Return the lines below that carry the word "name".
#### Available data ####
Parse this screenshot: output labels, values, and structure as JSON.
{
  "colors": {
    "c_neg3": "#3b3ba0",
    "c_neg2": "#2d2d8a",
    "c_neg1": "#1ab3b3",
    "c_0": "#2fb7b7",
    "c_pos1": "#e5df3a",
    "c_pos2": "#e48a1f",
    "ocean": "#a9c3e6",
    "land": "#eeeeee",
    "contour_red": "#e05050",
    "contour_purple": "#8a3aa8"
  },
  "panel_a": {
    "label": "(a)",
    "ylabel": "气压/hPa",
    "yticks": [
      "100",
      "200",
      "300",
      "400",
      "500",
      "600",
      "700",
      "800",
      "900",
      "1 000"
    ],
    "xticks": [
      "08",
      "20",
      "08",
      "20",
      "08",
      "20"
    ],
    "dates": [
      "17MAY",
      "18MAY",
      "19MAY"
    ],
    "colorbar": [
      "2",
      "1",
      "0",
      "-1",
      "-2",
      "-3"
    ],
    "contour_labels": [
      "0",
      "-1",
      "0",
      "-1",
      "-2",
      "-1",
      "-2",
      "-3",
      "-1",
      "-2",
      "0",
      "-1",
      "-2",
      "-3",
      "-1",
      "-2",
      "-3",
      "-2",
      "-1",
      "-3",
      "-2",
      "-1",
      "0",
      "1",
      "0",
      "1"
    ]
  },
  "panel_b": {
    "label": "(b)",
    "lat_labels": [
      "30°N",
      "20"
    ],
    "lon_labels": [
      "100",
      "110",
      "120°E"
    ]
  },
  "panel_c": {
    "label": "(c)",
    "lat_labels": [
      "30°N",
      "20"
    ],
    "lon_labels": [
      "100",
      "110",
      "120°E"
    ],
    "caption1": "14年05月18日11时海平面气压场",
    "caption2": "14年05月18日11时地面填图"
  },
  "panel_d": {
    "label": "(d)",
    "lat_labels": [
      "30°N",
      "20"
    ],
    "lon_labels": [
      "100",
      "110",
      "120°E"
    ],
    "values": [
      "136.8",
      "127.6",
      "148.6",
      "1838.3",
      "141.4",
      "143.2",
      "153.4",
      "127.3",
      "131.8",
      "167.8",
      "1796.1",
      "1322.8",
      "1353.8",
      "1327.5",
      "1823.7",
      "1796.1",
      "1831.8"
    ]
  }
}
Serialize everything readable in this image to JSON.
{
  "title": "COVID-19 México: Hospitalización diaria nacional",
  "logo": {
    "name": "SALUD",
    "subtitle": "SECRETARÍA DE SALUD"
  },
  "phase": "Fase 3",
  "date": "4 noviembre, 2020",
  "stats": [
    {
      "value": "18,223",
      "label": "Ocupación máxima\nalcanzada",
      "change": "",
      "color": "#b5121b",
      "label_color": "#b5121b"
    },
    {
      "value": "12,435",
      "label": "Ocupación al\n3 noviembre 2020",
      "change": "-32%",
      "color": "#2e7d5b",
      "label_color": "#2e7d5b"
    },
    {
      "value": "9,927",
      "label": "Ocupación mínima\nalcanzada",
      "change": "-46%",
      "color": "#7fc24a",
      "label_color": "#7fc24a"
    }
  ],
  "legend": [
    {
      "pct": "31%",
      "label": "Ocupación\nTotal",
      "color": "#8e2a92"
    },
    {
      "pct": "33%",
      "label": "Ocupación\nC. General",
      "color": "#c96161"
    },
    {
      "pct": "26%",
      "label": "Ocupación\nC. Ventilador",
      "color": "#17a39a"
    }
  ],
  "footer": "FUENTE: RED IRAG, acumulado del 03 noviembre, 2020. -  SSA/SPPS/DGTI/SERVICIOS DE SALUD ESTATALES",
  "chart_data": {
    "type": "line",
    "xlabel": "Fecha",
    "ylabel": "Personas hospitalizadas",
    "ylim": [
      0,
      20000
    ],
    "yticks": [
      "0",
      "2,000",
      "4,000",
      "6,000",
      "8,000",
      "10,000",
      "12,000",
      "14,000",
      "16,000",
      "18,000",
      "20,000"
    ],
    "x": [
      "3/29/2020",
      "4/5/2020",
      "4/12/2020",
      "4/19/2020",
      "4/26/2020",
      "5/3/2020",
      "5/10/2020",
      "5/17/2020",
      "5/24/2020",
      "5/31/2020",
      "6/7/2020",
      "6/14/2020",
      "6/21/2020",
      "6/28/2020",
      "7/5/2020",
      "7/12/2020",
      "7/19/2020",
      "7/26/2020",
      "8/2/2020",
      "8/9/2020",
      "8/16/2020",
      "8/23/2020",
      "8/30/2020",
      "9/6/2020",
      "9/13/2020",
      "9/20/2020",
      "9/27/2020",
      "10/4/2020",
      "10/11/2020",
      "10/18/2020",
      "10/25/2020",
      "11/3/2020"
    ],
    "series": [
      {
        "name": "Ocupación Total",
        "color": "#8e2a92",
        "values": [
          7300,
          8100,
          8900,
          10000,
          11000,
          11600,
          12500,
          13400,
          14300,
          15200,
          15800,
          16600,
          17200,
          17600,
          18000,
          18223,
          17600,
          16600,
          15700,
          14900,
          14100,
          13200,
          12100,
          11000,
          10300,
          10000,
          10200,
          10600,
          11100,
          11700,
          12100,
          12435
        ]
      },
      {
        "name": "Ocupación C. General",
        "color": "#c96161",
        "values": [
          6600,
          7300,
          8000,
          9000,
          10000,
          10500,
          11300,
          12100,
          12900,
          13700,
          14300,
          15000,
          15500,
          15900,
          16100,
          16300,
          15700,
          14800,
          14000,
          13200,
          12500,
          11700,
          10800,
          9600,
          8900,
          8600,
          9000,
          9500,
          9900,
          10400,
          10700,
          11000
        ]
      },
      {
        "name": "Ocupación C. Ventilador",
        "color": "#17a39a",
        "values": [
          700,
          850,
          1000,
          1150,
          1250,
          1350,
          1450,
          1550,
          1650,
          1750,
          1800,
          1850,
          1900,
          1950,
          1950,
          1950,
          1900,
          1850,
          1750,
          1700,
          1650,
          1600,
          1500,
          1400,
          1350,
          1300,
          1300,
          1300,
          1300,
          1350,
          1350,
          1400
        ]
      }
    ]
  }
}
####
Solution to this task
    "name": "SALUD",
        "name": "Ocupación Total",
        "name": "Ocupación C. General",
        "name": "Ocupación C. Ventilador",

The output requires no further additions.